### Stated task
Your task is to reproduce the entries below word for word.
::: Material for the task
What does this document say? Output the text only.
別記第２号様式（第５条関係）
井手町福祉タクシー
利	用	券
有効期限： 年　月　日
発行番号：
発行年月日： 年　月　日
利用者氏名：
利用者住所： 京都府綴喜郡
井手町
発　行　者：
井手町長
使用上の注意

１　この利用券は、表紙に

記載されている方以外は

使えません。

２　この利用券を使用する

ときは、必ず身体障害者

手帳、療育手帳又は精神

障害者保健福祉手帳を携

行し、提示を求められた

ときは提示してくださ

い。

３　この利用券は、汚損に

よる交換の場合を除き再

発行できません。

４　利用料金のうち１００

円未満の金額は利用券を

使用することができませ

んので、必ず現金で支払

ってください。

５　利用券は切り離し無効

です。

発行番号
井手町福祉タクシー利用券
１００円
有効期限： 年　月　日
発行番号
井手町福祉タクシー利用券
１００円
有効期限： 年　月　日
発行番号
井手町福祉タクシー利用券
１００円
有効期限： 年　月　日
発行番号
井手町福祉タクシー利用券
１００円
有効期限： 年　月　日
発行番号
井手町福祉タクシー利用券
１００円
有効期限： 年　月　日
::::::
### Full answer
What does this document say? Output the text only.
別記第２号様式（第５条関係）
井手町福祉タクシー
利	用	券
有効期限： 年　月　日
発行番号：
発行年月日： 年　月　日
利用者氏名：
利用者住所： 京都府綴喜郡
井手町
発　行　者：
井手町長
使用上の注意

１　この利用券は、表紙に

記載されている方以外は

使えません。

２　この利用券を使用する

ときは、必ず身体障害者

手帳、療育手帳又は精神

障害者保健福祉手帳を携

行し、提示を求められた

ときは提示してくださ

い。

３　この利用券は、汚損に

よる交換の場合を除き再

発行できません。

４　利用料金のうち１００

円未満の金額は利用券を

使用することができませ

んので、必ず現金で支払

ってください。

５　利用券は切り離し無効

です。

発行番号
井手町福祉タクシー利用券
１００円
有効期限： 年　月　日
発行番号
井手町福祉タクシー利用券
１００円
有効期限： 年　月　日
発行番号
井手町福祉タクシー利用券
１００円
有効期限： 年　月　日
発行番号
井手町福祉タクシー利用券
１００円
有効期限： 年　月　日
発行番号
井手町福祉タクシー利用券
１００円
有効期限： 年　月　日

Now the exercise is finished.